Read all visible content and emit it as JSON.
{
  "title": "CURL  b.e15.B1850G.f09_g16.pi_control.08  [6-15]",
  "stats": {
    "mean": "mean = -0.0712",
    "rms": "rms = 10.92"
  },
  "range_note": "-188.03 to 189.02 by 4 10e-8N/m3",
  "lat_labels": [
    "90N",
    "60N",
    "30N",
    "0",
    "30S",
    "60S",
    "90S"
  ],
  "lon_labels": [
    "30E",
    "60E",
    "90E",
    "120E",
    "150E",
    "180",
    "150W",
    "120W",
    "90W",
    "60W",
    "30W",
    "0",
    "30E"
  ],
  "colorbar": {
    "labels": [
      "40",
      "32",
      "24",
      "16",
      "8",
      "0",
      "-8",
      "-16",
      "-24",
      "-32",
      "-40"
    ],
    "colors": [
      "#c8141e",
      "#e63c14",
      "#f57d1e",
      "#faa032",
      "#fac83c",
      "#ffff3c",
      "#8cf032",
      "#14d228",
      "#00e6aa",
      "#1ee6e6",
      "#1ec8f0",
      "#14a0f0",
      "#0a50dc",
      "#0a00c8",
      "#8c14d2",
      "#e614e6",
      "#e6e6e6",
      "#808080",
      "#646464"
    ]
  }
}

- - - -

*PROBLEM STATEMENT:*
Restate every entry word for word.

*FINAL RESULT:*
Read all visible content and emit it as JSON.
{
  "title": "CURL  b.e15.B1850G.f09_g16.pi_control.08  [6-15]",
  "stats": {
    "mean": "mean = -0.0712",
    "rms": "rms = 10.92"
  },
  "range_note": "-188.03 to 189.02 by 4 10e-8N/m3",
  "lat_labels": [
    "90N",
    "60N",
    "30N",
    "0",
    "30S",
    "60S",
    "90S"
  ],
  "lon_labels": [
    "30E",
    "60E",
    "90E",
    "120E",
    "150E",
    "180",
    "150W",
    "120W",
    "90W",
    "60W",
    "30W",
    "0",
    "30E"
  ],
  "colorbar": {
    "labels": [
      "40",
      "32",
      "24",
      "16",
      "8",
      "0",
      "-8",
      "-16",
      "-24",
      "-32",
      "-40"
    ],
    "colors": [
      "#c8141e",
      "#e63c14",
      "#f57d1e",
      "#faa032",
      "#fac83c",
      "#ffff3c",
      "#8cf032",
      "#14d228",
      "#00e6aa",
      "#1ee6e6",
      "#1ec8f0",
      "#14a0f0",
      "#0a50dc",
      "#0a00c8",
      "#8c14d2",
      "#e614e6",
      "#e6e6e6",
      "#808080",
      "#646464"
    ]
  }
}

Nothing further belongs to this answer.